- _TO DO_:
All the data should come back exactly as it was given.

┄┄┄┄┄┄┄┄┄┄

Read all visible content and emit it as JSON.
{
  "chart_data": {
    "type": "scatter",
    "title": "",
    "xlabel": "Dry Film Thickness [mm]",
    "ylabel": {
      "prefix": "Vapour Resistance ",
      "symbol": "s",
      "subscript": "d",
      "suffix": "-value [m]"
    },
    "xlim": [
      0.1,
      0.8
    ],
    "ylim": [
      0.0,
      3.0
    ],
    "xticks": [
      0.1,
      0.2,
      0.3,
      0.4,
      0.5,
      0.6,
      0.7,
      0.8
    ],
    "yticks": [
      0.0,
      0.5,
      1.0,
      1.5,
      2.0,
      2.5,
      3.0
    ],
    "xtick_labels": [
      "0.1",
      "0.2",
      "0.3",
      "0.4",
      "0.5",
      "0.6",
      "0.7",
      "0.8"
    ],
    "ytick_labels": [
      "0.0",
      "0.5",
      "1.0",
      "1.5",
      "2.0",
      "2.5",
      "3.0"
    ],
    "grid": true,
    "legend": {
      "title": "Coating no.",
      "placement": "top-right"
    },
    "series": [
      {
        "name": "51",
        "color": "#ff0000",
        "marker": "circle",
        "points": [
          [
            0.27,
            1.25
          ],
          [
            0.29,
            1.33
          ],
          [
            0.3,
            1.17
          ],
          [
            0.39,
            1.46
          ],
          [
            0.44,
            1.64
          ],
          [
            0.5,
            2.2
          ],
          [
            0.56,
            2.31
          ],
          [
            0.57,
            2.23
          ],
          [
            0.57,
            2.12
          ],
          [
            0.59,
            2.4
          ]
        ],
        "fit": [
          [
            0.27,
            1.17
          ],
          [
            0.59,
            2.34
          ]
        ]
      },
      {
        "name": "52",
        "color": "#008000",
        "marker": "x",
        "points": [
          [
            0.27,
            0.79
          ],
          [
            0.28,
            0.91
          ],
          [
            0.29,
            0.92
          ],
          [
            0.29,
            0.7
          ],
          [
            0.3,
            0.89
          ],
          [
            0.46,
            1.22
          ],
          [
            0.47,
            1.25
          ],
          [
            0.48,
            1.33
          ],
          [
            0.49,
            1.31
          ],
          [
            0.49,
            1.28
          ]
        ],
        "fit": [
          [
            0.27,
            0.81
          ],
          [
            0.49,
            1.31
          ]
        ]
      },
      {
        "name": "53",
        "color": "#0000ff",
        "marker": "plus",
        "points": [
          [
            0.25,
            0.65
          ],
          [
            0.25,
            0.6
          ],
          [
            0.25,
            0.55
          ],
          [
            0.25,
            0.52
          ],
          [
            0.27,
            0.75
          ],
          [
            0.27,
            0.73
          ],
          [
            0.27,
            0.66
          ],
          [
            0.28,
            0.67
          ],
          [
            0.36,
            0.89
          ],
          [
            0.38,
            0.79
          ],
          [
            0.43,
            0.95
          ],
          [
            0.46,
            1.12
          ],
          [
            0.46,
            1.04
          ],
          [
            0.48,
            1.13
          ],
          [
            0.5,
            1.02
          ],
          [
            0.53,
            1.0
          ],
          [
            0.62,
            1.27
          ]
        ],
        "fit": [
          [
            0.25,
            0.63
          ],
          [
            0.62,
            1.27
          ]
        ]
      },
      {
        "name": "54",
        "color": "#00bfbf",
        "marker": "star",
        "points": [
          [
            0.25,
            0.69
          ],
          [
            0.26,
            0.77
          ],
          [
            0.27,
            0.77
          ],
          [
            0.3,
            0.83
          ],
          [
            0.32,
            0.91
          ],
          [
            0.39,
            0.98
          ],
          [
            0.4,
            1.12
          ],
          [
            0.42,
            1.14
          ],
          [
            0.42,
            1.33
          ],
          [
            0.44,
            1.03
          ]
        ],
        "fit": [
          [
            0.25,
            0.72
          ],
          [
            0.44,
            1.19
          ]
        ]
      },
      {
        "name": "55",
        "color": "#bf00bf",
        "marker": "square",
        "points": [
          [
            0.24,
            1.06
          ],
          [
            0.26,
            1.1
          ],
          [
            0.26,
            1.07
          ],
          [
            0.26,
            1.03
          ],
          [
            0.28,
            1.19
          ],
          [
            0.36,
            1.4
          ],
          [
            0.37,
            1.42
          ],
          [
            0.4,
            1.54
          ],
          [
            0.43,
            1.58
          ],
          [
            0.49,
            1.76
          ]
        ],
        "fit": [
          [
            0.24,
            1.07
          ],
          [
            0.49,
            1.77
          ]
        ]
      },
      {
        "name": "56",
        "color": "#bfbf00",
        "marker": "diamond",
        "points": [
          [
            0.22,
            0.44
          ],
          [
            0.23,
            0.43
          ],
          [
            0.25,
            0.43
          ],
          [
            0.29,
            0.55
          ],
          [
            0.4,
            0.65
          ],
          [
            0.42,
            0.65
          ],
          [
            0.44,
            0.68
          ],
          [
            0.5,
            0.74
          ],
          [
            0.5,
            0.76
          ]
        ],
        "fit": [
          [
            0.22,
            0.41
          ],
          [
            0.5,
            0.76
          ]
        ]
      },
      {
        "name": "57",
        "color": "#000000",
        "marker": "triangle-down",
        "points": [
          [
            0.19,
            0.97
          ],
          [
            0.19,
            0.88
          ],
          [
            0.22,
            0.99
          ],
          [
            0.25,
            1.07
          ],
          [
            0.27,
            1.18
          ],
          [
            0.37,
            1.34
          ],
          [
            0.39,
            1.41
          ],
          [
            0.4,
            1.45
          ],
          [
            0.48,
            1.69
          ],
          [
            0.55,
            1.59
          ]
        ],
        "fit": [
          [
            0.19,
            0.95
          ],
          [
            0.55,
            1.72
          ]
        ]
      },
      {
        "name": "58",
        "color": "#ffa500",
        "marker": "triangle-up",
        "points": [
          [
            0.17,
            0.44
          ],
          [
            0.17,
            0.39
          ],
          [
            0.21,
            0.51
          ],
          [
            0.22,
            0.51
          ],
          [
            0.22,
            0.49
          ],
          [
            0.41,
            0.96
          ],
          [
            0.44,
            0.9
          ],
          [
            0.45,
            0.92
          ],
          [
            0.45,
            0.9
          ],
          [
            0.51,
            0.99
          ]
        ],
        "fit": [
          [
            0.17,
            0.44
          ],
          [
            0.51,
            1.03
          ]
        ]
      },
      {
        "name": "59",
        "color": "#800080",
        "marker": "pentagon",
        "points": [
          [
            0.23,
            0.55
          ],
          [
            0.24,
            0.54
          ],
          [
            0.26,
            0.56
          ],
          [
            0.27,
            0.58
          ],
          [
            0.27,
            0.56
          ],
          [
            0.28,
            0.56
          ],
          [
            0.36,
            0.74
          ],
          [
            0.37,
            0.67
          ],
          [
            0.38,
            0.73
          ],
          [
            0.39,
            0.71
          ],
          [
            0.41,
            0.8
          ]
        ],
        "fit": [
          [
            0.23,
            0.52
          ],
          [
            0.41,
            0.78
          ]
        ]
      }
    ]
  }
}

┄┄┄┄┄┄┄┄┄┄

- _CORRECT OUTPUT_:
Read all visible content and emit it as JSON.
{
  "chart_data": {
    "type": "scatter",
    "title": "",
    "xlabel": "Dry Film Thickness [mm]",
    "ylabel": {
      "prefix": "Vapour Resistance ",
      "symbol": "s",
      "subscript": "d",
      "suffix": "-value [m]"
    },
    "xlim": [
      0.1,
      0.8
    ],
    "ylim": [
      0.0,
      3.0
    ],
    "xticks": [
      0.1,
      0.2,
      0.3,
      0.4,
      0.5,
      0.6,
      0.7,
      0.8
    ],
    "yticks": [
      0.0,
      0.5,
      1.0,
      1.5,
      2.0,
      2.5,
      3.0
    ],
    "xtick_labels": [
      "0.1",
      "0.2",
      "0.3",
      "0.4",
      "0.5",
      "0.6",
      "0.7",
      "0.8"
    ],
    "ytick_labels": [
      "0.0",
      "0.5",
      "1.0",
      "1.5",
      "2.0",
      "2.5",
      "3.0"
    ],
    "grid": true,
    "legend": {
      "title": "Coating no.",
      "placement": "top-right"
    },
    "series": [
      {
        "name": "51",
        "color": "#ff0000",
        "marker": "circle",
        "points": [
          [
            0.27,
            1.25
          ],
          [
            0.29,
            1.33
          ],
          [
            0.3,
            1.17
          ],
          [
            0.39,
            1.46
          ],
          [
            0.44,
            1.64
          ],
          [
            0.5,
            2.2
          ],
          [
            0.56,
            2.31
          ],
          [
            0.57,
            2.23
          ],
          [
            0.57,
            2.12
          ],
          [
            0.59,
            2.4
          ]
        ],
        "fit": [
          [
            0.27,
            1.17
          ],
          [
            0.59,
            2.34
          ]
        ]
      },
      {
        "name": "52",
        "color": "#008000",
        "marker": "x",
        "points": [
          [
            0.27,
            0.79
          ],
          [
            0.28,
            0.91
          ],
          [
            0.29,
            0.92
          ],
          [
            0.29,
            0.7
          ],
          [
            0.3,
            0.89
          ],
          [
            0.46,
            1.22
          ],
          [
            0.47,
            1.25
          ],
          [
            0.48,
            1.33
          ],
          [
            0.49,
            1.31
          ],
          [
            0.49,
            1.28
          ]
        ],
        "fit": [
          [
            0.27,
            0.81
          ],
          [
            0.49,
            1.31
          ]
        ]
      },
      {
        "name": "53",
        "color": "#0000ff",
        "marker": "plus",
        "points": [
          [
            0.25,
            0.65
          ],
          [
            0.25,
            0.6
          ],
          [
            0.25,
            0.55
          ],
          [
            0.25,
            0.52
          ],
          [
            0.27,
            0.75
          ],
          [
            0.27,
            0.73
          ],
          [
            0.27,
            0.66
          ],
          [
            0.28,
            0.67
          ],
          [
            0.36,
            0.89
          ],
          [
            0.38,
            0.79
          ],
          [
            0.43,
            0.95
          ],
          [
            0.46,
            1.12
          ],
          [
            0.46,
            1.04
          ],
          [
            0.48,
            1.13
          ],
          [
            0.5,
            1.02
          ],
          [
            0.53,
            1.0
          ],
          [
            0.62,
            1.27
          ]
        ],
        "fit": [
          [
            0.25,
            0.63
          ],
          [
            0.62,
            1.27
          ]
        ]
      },
      {
        "name": "54",
        "color": "#00bfbf",
        "marker": "star",
        "points": [
          [
            0.25,
            0.69
          ],
          [
            0.26,
            0.77
          ],
          [
            0.27,
            0.77
          ],
          [
            0.3,
            0.83
          ],
          [
            0.32,
            0.91
          ],
          [
            0.39,
            0.98
          ],
          [
            0.4,
            1.12
          ],
          [
            0.42,
            1.14
          ],
          [
            0.42,
            1.33
          ],
          [
            0.44,
            1.03
          ]
        ],
        "fit": [
          [
            0.25,
            0.72
          ],
          [
            0.44,
            1.19
          ]
        ]
      },
      {
        "name": "55",
        "color": "#bf00bf",
        "marker": "square",
        "points": [
          [
            0.24,
            1.06
          ],
          [
            0.26,
            1.1
          ],
          [
            0.26,
            1.07
          ],
          [
            0.26,
            1.03
          ],
          [
            0.28,
            1.19
          ],
          [
            0.36,
            1.4
          ],
          [
            0.37,
            1.42
          ],
          [
            0.4,
            1.54
          ],
          [
            0.43,
            1.58
          ],
          [
            0.49,
            1.76
          ]
        ],
        "fit": [
          [
            0.24,
            1.07
          ],
          [
            0.49,
            1.77
          ]
        ]
      },
      {
        "name": "56",
        "color": "#bfbf00",
        "marker": "diamond",
        "points": [
          [
            0.22,
            0.44
          ],
          [
            0.23,
            0.43
          ],
          [
            0.25,
            0.43
          ],
          [
            0.29,
            0.55
          ],
          [
            0.4,
            0.65
          ],
          [
            0.42,
            0.65
          ],
          [
            0.44,
            0.68
          ],
          [
            0.5,
            0.74
          ],
          [
            0.5,
            0.76
          ]
        ],
        "fit": [
          [
            0.22,
            0.41
          ],
          [
            0.5,
            0.76
          ]
        ]
      },
      {
        "name": "57",
        "color": "#000000",
        "marker": "triangle-down",
        "points": [
          [
            0.19,
            0.97
          ],
          [
            0.19,
            0.88
          ],
          [
            0.22,
            0.99
          ],
          [
            0.25,
            1.07
          ],
          [
            0.27,
            1.18
          ],
          [
            0.37,
            1.34
          ],
          [
            0.39,
            1.41
          ],
          [
            0.4,
            1.45
          ],
          [
            0.48,
            1.69
          ],
          [
            0.55,
            1.59
          ]
        ],
        "fit": [
          [
            0.19,
            0.95
          ],
          [
            0.55,
            1.72
          ]
        ]
      },
      {
        "name": "58",
        "color": "#ffa500",
        "marker": "triangle-up",
        "points": [
          [
            0.17,
            0.44
          ],
          [
            0.17,
            0.39
          ],
          [
            0.21,
            0.51
          ],
          [
            0.22,
            0.51
          ],
          [
            0.22,
            0.49
          ],
          [
            0.41,
            0.96
          ],
          [
            0.44,
            0.9
          ],
          [
            0.45,
            0.92
          ],
          [
            0.45,
            0.9
          ],
          [
            0.51,
            0.99
          ]
        ],
        "fit": [
          [
            0.17,
            0.44
          ],
          [
            0.51,
            1.03
          ]
        ]
      },
      {
        "name": "59",
        "color": "#800080",
        "marker": "pentagon",
        "points": [
          [
            0.23,
            0.55
          ],
          [
            0.24,
            0.54
          ],
          [
            0.26,
            0.56
          ],
          [
            0.27,
            0.58
          ],
          [
            0.27,
            0.56
          ],
          [
            0.28,
            0.56
          ],
          [
            0.36,
            0.74
          ],
          [
            0.37,
            0.67
          ],
          [
            0.38,
            0.73
          ],
          [
            0.39,
            0.71
          ],
          [
            0.41,
            0.8
          ]
        ],
        "fit": [
          [
            0.23,
            0.52
          ],
          [
            0.41,
            0.78
          ]
        ]
      }
    ]
  }
}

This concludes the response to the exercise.